- [Required work]
Your task is to locate every line holding the string "watermark" and to copy each of them.

- [Data to process]
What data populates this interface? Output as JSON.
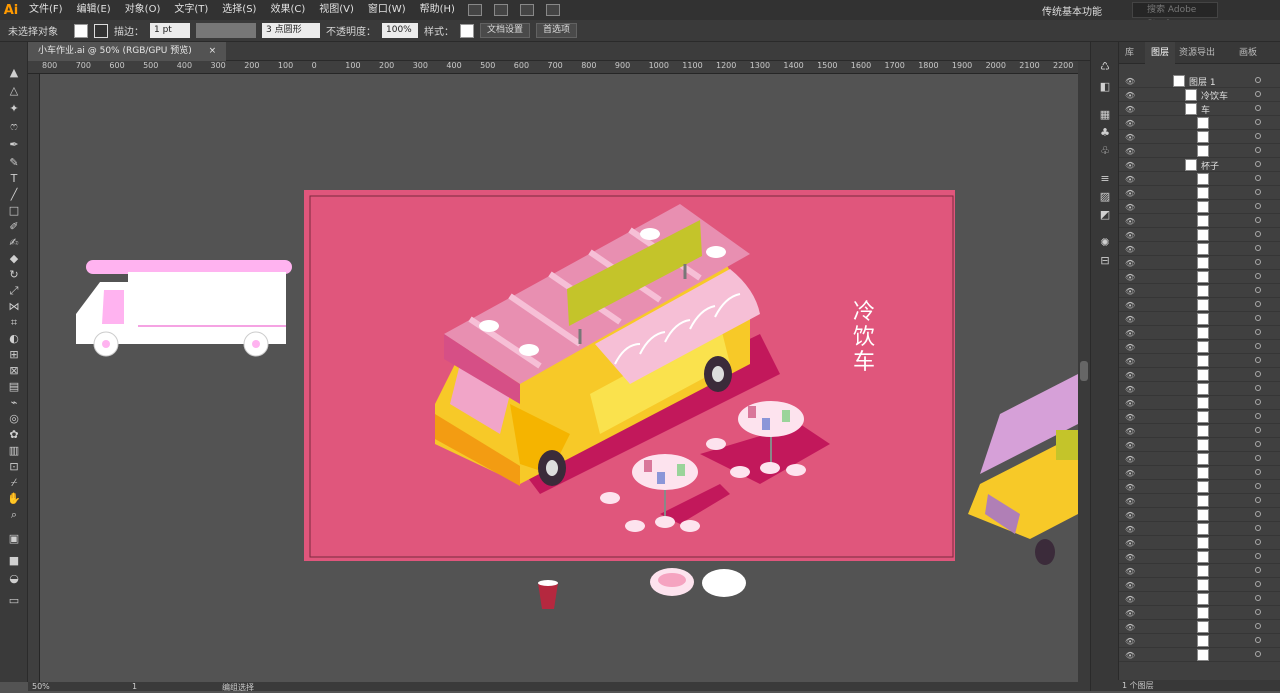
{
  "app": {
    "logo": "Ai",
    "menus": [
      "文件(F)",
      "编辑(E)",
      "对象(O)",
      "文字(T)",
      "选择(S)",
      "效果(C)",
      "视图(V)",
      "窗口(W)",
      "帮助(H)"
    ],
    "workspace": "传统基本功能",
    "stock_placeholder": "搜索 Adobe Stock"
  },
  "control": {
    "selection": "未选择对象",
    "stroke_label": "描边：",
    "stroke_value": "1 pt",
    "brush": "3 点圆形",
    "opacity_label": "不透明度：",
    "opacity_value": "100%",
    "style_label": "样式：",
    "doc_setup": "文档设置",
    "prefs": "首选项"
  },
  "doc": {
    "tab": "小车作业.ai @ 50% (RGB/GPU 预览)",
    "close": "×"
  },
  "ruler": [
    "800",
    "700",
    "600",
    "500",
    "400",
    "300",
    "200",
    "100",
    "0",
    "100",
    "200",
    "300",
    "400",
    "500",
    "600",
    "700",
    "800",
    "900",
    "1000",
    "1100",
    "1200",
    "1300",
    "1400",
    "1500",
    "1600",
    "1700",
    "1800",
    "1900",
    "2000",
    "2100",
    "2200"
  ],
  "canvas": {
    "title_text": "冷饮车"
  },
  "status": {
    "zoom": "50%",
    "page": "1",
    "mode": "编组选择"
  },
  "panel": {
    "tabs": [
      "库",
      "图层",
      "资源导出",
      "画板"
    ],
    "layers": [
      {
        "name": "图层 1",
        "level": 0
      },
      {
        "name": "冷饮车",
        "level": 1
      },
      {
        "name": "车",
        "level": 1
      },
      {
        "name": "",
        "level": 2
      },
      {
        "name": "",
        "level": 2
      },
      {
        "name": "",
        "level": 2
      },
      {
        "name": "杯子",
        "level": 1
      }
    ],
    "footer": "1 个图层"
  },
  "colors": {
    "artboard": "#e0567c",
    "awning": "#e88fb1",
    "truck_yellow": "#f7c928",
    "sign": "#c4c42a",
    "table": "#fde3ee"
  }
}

...

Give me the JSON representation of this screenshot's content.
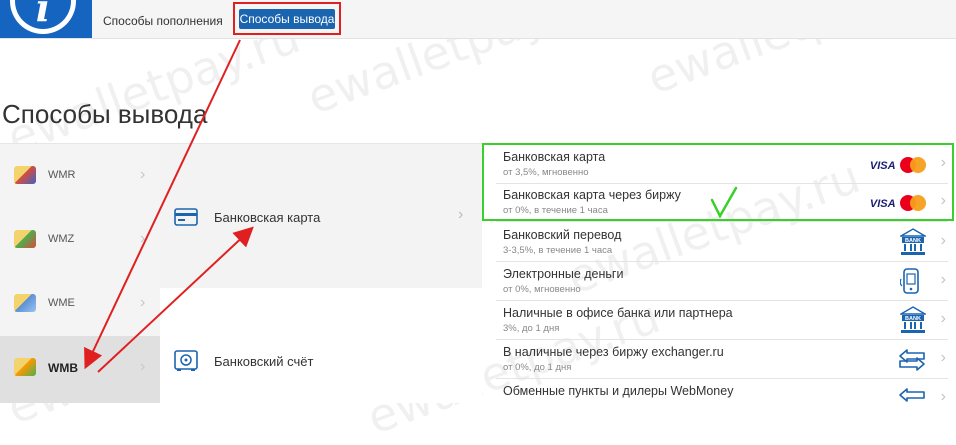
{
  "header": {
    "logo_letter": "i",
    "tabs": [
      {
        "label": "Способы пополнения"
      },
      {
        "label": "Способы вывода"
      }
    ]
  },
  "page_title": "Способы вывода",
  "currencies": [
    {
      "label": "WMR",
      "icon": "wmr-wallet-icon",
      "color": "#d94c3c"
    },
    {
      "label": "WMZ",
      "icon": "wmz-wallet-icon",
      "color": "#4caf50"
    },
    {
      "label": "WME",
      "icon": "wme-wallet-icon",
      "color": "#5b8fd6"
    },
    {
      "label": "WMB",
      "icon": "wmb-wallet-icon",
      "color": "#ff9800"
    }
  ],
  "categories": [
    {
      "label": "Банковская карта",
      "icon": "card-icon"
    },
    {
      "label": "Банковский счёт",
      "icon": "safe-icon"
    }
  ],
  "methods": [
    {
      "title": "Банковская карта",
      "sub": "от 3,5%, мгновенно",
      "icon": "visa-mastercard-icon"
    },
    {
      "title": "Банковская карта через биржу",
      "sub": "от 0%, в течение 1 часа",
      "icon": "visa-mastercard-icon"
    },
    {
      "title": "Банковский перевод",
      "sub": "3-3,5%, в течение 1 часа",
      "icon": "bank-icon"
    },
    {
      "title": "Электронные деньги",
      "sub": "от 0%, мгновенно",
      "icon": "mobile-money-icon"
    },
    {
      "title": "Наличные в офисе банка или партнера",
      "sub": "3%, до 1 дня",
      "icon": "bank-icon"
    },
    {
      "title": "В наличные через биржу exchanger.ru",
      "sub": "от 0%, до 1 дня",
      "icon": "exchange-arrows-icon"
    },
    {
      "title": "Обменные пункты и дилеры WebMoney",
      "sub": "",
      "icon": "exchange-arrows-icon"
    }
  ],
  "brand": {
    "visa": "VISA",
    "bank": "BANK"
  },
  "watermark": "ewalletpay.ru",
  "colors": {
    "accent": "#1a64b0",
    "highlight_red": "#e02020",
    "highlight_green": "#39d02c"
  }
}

---

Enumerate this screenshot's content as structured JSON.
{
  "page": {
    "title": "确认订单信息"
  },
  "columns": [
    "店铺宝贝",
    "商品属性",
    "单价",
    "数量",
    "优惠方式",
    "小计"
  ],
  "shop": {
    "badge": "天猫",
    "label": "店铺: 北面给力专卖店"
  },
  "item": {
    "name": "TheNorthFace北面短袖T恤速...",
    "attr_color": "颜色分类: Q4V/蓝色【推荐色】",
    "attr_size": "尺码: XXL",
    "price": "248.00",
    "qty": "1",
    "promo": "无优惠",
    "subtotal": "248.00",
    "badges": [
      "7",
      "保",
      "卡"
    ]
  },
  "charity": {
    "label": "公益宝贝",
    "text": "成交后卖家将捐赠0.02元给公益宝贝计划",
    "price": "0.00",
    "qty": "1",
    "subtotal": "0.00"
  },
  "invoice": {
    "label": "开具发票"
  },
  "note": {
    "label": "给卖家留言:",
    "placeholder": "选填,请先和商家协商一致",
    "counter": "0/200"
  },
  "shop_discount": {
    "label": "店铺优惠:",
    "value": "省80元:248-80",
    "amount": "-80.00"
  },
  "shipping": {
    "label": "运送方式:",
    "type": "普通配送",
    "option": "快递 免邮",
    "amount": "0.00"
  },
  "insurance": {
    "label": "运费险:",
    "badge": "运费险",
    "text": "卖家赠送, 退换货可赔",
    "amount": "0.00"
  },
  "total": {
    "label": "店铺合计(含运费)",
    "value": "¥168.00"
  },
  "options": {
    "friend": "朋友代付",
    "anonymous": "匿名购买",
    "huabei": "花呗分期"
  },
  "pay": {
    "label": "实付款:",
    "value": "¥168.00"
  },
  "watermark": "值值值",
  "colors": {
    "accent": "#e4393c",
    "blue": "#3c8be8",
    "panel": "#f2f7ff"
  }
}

- [Written reply]
  "watermark": "ewalletpay.ru",
  "watermark": "值值值",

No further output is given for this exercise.